Supplied data:
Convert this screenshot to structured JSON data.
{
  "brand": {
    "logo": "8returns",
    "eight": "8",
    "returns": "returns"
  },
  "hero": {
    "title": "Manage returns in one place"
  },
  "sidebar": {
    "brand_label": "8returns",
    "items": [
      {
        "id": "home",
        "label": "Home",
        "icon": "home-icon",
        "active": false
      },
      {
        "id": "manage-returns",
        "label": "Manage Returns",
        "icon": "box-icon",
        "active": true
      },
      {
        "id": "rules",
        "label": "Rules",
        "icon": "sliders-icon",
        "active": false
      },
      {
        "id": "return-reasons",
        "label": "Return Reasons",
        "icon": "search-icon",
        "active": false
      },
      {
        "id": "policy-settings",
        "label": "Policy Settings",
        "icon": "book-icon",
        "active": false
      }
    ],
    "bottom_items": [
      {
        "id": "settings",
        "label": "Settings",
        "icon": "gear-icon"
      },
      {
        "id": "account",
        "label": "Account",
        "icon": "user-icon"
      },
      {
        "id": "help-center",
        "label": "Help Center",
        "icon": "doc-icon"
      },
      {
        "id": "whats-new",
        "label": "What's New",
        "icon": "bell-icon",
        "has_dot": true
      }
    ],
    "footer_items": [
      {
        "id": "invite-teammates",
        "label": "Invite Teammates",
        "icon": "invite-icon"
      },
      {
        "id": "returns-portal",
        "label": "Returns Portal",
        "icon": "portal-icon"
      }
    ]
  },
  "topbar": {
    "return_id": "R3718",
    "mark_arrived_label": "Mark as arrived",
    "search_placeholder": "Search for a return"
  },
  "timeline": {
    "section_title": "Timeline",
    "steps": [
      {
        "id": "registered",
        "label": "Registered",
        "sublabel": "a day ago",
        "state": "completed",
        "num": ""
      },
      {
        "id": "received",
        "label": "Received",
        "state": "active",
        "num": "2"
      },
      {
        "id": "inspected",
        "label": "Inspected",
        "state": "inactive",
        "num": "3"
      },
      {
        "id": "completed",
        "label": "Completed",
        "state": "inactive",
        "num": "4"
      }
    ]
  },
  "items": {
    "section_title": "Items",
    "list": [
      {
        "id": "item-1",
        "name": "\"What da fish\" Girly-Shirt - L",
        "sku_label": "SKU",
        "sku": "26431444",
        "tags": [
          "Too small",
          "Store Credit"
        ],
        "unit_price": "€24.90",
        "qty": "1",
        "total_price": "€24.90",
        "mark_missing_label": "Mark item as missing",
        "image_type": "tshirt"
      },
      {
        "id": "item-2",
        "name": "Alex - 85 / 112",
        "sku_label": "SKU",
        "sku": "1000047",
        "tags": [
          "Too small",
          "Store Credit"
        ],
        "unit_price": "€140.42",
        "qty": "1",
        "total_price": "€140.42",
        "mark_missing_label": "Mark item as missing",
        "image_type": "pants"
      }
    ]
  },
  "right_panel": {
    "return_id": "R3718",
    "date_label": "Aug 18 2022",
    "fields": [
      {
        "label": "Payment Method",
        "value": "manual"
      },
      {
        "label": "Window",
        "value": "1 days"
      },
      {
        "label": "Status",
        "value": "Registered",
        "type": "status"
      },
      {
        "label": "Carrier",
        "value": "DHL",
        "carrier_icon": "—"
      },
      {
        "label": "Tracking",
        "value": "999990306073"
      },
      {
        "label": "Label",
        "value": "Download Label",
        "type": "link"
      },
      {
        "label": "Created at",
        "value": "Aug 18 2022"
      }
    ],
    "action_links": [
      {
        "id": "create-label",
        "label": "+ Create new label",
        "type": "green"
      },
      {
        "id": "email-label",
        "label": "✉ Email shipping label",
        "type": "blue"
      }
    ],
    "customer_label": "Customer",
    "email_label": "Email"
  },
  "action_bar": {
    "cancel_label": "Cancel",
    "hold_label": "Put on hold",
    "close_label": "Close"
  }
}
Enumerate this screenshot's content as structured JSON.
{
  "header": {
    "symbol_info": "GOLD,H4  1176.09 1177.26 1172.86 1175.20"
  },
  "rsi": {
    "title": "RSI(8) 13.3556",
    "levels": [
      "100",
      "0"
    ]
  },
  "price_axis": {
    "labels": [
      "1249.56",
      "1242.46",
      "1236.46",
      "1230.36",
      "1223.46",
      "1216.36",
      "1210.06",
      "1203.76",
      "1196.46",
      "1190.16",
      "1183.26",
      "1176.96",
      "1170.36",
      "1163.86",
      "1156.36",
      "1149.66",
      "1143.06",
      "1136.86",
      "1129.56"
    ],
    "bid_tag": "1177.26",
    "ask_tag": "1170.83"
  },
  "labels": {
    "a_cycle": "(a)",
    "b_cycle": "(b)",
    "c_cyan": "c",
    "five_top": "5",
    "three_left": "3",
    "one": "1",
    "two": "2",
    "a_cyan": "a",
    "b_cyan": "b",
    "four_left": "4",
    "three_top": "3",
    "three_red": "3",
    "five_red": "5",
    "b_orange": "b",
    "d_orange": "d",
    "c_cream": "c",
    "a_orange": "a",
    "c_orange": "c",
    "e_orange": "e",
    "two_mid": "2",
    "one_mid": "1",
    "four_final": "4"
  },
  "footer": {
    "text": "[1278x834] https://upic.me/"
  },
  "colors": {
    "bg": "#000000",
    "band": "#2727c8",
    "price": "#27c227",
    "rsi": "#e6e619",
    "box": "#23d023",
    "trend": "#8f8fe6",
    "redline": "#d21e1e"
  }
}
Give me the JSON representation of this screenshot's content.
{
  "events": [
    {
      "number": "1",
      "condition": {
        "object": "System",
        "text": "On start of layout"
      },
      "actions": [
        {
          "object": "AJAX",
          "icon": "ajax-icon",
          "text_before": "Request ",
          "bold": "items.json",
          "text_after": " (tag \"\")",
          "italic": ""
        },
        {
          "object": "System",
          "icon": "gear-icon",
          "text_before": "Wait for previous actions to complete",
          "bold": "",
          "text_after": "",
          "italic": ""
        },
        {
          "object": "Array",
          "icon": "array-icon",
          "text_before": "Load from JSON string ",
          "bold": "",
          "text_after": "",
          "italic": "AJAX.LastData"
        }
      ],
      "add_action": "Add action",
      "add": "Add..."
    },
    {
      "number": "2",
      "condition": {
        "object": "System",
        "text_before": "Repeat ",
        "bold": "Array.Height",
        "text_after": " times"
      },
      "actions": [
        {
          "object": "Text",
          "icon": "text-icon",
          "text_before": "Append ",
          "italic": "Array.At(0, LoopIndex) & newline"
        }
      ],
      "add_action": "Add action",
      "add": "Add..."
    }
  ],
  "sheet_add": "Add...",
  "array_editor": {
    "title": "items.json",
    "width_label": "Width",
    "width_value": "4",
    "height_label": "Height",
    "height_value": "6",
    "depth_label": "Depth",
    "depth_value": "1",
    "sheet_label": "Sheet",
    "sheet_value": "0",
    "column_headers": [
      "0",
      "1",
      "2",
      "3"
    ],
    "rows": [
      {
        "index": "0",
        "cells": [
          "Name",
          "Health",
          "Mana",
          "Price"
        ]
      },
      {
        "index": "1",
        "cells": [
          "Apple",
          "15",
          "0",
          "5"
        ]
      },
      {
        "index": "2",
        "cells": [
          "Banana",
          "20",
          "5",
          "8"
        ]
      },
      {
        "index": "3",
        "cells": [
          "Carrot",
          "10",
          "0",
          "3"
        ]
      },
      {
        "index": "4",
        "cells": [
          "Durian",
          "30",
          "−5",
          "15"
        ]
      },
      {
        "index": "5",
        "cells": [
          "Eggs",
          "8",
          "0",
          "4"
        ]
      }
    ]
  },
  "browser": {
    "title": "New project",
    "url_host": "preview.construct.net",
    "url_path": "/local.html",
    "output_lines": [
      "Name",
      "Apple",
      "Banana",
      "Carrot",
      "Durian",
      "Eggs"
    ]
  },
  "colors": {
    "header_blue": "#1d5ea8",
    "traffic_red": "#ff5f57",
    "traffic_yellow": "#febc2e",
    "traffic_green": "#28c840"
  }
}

What to do:
Check every line for "state" and show the ones that have it.

Task result:
        "state": "completed",
        "state": "active",
        "state": "inactive",
        "state": "inactive",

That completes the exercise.